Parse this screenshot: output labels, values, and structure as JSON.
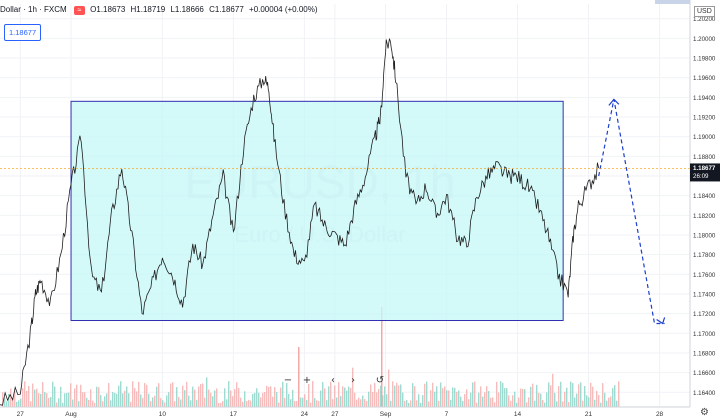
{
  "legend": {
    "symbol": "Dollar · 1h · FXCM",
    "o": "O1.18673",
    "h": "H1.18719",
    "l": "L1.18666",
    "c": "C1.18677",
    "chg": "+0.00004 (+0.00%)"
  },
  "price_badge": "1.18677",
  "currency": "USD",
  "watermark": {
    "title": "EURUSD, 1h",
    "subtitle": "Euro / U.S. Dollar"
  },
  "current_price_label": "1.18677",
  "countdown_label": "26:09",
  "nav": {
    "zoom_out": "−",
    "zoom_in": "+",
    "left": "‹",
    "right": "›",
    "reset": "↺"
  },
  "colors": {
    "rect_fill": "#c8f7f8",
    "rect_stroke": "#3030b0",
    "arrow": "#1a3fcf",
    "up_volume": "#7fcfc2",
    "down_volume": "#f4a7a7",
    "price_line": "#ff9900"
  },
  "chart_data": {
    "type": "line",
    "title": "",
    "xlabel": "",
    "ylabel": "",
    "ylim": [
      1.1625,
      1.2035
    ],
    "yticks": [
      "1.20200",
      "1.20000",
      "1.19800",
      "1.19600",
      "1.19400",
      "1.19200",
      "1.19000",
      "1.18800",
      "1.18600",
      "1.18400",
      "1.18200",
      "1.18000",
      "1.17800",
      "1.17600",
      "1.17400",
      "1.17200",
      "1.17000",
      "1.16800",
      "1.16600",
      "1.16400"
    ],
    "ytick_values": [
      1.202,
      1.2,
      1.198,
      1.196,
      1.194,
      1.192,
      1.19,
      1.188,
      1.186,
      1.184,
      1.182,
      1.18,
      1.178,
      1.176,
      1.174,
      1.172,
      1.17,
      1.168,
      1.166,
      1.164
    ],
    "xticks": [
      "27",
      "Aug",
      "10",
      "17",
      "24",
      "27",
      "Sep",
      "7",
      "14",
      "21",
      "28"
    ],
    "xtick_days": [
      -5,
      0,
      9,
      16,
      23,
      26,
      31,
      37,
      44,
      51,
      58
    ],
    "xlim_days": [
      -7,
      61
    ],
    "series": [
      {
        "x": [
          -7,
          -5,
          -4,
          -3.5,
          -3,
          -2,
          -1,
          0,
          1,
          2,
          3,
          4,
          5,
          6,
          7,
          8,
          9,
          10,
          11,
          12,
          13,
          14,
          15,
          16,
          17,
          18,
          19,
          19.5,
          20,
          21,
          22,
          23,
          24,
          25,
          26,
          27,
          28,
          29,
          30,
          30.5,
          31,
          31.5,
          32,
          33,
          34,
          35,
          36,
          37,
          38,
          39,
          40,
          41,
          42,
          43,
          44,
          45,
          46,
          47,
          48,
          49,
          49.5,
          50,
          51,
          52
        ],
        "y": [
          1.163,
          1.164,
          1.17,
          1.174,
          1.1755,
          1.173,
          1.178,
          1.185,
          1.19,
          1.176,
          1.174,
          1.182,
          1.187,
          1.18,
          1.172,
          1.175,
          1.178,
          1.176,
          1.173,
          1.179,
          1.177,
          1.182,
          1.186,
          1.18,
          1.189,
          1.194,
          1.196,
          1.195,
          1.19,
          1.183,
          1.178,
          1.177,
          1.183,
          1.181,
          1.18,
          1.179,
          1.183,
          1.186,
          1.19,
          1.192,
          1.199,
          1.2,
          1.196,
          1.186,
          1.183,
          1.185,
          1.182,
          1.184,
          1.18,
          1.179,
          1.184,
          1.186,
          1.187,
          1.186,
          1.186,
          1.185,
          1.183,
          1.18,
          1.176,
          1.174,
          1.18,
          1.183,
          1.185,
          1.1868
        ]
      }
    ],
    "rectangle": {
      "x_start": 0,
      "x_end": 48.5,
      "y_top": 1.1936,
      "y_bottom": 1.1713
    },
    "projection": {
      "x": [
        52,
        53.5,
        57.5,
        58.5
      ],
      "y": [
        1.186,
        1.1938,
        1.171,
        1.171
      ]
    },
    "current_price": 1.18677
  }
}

================

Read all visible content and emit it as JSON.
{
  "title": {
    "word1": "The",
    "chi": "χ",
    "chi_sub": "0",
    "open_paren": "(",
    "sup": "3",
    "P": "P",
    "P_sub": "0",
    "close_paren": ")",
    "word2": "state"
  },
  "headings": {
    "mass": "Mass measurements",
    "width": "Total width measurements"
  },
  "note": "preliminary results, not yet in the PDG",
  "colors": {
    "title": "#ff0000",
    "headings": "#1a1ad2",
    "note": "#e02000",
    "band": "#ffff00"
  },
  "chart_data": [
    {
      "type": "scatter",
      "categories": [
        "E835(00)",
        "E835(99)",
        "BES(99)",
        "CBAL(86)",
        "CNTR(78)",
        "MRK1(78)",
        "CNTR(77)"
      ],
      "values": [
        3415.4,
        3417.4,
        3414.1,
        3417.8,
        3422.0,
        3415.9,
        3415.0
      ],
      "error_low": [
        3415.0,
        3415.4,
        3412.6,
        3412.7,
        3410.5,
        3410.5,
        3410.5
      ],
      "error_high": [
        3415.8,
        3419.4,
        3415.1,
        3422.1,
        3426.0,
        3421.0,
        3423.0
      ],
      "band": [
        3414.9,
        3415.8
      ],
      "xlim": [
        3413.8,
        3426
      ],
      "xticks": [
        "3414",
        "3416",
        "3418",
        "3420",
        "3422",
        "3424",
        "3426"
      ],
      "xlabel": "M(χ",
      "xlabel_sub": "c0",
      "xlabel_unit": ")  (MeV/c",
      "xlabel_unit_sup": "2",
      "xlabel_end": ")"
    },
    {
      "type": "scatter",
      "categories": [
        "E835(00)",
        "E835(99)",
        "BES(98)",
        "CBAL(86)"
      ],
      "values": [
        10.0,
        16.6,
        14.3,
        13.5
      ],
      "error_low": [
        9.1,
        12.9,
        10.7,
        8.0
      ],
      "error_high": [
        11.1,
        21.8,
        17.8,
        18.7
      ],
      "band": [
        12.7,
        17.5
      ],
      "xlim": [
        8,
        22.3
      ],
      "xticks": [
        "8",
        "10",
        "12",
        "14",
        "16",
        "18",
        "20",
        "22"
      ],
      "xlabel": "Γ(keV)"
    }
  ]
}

================

* WRITTEN EXERCISE
Provide the number of lines containing the string "measurements", with no other output.

* ANSWER TO THIS TASK
2